ASSIGNMENT: Search the data below for the word "SuperAdmin" and copy each line that holds it.

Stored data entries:
/---
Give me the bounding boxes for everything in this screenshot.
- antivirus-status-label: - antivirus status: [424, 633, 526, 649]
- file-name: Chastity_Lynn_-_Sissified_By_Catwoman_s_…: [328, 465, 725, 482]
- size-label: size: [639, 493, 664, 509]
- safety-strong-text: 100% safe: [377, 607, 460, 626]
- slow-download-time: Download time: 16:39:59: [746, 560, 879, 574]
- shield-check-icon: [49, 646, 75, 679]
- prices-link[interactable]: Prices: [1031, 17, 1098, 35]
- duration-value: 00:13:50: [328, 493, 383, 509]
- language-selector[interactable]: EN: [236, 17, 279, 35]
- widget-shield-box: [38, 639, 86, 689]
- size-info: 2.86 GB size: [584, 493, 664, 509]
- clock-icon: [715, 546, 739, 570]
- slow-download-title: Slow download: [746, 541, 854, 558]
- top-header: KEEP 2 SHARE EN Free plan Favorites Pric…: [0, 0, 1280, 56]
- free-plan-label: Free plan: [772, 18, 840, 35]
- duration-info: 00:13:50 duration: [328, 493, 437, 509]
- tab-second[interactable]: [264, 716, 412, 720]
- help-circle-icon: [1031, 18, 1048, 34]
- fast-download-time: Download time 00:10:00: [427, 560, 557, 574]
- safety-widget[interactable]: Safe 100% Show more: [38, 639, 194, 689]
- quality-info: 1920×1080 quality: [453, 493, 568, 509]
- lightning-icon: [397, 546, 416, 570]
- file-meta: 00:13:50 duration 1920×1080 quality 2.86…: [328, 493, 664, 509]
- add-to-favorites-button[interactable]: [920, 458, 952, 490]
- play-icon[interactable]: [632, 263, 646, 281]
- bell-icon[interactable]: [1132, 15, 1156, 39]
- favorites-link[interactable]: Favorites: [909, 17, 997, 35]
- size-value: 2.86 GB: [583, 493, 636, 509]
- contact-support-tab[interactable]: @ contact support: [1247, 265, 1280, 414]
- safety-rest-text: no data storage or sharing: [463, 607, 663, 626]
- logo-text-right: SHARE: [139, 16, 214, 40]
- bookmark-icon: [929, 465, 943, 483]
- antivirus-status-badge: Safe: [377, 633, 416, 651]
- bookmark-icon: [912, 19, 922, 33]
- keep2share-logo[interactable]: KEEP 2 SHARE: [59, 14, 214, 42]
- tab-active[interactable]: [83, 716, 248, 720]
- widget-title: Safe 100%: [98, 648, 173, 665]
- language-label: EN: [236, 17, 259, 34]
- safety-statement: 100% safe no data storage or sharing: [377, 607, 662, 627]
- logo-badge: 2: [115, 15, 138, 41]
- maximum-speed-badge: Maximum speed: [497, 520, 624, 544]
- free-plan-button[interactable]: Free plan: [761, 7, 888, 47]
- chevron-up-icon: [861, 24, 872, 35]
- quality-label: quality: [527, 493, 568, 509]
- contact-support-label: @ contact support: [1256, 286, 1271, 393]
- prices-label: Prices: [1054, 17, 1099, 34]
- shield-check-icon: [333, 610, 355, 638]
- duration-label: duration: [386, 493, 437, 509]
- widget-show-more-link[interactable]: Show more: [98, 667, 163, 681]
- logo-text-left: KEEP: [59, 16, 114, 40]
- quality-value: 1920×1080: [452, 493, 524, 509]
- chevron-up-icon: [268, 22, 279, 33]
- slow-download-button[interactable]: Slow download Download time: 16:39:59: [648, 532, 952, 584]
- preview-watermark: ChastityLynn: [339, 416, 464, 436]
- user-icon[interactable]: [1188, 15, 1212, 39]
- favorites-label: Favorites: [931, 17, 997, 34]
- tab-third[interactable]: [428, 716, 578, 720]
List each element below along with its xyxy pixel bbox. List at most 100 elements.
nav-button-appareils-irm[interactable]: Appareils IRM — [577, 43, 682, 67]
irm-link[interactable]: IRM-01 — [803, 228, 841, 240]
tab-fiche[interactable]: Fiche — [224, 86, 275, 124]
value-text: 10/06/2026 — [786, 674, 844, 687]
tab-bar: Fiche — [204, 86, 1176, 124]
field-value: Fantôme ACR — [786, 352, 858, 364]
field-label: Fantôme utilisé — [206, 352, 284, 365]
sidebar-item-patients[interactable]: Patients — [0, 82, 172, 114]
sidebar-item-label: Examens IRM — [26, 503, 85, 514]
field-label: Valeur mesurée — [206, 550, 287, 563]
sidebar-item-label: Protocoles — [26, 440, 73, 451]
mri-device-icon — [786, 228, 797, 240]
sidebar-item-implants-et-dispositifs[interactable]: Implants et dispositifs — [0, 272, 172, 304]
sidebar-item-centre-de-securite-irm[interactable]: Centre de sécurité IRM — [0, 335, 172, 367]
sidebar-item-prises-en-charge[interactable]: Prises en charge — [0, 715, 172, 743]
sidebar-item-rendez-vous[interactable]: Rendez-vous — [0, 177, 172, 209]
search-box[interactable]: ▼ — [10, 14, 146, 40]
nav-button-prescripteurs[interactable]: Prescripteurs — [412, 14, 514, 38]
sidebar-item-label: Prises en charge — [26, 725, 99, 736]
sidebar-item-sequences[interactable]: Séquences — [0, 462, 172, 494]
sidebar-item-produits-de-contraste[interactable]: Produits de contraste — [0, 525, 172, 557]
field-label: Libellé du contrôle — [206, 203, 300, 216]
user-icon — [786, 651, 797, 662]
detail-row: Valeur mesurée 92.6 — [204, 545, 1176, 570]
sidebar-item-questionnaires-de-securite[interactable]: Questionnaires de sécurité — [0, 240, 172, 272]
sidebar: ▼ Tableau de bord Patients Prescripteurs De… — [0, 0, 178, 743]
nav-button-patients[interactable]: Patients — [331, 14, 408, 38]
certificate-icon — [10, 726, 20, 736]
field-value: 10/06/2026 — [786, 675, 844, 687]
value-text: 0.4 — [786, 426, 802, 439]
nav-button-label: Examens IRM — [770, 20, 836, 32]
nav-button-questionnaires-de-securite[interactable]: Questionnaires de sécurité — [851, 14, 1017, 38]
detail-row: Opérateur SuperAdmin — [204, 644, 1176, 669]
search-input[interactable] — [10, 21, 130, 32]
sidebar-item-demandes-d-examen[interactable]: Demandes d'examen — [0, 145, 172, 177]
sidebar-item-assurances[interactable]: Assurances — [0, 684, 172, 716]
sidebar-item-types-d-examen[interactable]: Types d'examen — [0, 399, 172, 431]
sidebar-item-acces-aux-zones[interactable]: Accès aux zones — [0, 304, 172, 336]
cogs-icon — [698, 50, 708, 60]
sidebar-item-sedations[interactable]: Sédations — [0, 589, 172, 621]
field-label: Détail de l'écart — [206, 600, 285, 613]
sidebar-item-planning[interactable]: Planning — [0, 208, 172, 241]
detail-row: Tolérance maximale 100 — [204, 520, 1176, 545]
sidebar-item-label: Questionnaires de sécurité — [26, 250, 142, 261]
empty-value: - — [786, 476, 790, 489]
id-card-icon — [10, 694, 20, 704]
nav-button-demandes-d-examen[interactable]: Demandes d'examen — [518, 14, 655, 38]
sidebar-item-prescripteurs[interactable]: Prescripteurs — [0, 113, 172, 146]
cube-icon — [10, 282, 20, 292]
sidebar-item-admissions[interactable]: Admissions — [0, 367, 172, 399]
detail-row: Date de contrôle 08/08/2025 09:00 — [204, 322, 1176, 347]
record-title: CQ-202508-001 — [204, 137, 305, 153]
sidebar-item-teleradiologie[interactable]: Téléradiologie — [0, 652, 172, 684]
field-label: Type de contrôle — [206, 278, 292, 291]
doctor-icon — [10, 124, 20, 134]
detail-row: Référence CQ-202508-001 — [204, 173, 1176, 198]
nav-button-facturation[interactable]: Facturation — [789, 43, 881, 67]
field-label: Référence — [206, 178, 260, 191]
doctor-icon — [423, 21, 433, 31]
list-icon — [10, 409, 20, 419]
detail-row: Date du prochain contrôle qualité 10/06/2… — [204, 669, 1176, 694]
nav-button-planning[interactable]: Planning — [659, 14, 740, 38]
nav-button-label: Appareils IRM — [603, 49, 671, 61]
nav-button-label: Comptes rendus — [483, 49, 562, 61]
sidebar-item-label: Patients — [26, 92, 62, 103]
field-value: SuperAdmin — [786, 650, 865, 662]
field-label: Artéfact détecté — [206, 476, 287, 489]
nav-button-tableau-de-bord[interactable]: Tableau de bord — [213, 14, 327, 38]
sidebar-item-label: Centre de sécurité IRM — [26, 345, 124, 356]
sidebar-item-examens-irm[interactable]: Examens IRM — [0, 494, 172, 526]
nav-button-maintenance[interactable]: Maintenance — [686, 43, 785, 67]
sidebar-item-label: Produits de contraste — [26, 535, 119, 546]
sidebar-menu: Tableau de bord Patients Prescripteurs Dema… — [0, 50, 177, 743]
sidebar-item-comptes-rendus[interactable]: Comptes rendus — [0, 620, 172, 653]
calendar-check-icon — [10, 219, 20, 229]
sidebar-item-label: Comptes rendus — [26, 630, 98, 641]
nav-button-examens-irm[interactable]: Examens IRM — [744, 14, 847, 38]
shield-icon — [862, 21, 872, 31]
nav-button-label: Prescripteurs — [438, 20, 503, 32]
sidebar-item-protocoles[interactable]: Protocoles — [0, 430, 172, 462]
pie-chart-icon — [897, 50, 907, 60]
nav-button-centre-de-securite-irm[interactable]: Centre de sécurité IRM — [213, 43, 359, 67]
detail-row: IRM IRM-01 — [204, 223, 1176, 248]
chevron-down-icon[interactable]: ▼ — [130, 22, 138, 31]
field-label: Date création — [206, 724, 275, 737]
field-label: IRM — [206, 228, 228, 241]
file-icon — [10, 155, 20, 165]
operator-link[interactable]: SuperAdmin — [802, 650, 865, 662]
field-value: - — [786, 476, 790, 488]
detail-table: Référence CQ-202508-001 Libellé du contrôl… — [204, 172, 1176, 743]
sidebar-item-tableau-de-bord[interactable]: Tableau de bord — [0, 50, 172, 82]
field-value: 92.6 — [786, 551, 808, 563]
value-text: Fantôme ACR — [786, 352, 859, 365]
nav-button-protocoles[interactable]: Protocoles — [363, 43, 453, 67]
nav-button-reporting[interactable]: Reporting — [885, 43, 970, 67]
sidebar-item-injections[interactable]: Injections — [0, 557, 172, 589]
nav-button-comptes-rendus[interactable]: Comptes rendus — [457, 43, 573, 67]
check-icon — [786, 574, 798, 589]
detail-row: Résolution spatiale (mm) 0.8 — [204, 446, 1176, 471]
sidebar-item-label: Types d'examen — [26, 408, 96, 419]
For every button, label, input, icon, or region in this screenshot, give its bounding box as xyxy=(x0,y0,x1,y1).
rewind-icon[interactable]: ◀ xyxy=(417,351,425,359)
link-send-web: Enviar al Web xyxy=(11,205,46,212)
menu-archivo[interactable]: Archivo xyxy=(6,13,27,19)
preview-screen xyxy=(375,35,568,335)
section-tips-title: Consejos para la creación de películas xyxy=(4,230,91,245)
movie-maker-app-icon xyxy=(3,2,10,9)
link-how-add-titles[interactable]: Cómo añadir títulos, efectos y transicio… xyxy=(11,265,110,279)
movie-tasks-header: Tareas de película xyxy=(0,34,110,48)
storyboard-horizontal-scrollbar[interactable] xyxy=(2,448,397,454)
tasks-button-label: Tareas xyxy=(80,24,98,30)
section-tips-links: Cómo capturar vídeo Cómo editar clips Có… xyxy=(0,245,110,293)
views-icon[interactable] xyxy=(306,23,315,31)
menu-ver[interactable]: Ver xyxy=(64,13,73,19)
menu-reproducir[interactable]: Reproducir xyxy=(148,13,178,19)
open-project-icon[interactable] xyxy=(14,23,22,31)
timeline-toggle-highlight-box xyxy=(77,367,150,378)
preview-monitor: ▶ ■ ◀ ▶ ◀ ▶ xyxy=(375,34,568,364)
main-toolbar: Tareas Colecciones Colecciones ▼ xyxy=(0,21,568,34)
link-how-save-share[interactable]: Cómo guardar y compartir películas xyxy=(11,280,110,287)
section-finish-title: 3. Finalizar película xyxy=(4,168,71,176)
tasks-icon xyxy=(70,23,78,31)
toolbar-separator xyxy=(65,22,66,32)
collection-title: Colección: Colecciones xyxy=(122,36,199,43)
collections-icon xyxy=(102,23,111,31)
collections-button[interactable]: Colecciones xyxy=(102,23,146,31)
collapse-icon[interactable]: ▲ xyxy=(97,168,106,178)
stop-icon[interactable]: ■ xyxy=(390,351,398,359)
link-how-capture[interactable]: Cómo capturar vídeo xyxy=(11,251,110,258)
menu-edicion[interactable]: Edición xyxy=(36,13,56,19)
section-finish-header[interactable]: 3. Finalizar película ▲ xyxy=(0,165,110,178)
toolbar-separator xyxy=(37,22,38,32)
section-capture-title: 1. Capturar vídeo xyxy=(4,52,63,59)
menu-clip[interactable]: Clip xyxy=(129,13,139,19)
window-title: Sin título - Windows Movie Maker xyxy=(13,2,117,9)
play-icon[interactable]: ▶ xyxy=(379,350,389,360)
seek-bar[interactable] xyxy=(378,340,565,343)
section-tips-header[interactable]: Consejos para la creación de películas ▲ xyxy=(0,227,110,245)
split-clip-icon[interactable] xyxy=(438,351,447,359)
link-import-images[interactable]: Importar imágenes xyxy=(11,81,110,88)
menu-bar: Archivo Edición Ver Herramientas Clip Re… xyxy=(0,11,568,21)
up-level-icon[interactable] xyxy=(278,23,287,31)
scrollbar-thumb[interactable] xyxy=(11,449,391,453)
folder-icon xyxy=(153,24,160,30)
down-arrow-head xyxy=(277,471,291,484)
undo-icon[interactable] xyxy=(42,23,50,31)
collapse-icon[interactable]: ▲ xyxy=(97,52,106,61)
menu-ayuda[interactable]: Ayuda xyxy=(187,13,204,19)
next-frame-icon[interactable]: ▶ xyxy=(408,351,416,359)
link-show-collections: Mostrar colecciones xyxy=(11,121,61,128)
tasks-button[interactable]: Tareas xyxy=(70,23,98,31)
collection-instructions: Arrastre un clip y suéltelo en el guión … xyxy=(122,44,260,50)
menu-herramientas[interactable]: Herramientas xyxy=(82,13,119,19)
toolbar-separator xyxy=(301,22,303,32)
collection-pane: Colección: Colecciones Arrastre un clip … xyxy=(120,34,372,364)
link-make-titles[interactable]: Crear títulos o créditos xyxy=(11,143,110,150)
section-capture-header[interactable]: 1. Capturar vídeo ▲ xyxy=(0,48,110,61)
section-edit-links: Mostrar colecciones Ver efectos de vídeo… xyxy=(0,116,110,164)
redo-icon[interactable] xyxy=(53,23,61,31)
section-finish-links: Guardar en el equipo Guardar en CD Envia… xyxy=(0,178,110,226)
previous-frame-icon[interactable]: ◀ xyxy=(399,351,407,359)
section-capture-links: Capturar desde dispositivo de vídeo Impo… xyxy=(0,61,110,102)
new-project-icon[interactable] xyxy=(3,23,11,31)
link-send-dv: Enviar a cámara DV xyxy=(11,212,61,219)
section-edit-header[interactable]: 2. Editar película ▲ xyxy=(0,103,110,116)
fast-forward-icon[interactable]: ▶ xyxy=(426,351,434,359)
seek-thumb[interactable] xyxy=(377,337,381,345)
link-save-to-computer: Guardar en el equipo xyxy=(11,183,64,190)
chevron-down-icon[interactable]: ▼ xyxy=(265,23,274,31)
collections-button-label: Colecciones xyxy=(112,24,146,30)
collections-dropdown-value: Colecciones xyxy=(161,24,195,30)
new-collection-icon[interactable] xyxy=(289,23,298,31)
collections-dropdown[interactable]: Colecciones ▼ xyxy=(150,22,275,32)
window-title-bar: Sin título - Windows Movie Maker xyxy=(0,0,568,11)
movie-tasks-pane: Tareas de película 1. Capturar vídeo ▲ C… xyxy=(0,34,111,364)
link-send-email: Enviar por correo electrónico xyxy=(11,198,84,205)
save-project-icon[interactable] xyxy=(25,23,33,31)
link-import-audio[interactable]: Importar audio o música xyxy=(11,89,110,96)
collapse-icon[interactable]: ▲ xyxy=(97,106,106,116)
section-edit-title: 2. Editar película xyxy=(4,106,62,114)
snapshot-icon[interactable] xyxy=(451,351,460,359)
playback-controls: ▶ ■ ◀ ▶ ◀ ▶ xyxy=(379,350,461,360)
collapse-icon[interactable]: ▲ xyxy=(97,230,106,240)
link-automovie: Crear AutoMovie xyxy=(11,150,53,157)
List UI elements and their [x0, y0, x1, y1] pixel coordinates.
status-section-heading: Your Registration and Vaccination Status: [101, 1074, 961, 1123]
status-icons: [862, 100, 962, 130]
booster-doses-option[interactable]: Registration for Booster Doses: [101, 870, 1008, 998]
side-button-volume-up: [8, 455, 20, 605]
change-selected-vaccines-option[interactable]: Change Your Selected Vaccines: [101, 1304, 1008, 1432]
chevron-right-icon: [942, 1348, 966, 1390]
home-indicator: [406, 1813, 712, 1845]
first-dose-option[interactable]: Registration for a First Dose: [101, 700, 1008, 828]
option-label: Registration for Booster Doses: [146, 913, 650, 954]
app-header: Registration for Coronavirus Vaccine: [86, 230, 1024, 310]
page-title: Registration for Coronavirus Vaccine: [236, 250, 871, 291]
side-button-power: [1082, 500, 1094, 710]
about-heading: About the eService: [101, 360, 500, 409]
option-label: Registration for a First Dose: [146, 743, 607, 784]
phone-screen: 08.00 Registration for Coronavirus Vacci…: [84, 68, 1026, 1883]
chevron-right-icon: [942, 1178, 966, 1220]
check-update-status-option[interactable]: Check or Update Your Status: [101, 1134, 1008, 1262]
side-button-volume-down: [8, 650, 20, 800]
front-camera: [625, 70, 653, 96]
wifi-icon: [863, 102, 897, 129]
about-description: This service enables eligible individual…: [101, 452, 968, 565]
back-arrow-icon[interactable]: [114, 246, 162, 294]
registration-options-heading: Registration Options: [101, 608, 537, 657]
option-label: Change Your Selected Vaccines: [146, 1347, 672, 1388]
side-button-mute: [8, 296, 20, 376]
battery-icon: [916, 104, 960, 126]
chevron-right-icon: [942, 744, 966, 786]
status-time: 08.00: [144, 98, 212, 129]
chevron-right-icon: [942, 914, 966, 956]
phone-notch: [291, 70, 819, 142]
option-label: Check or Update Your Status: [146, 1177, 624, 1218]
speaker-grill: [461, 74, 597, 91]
\---
RESPONSE:
detail-row: Opérateur SuperAdmin — [204, 644, 1176, 669]
field-value: SuperAdmin — [786, 650, 865, 662]
operator-link[interactable]: SuperAdmin — [802, 650, 865, 662]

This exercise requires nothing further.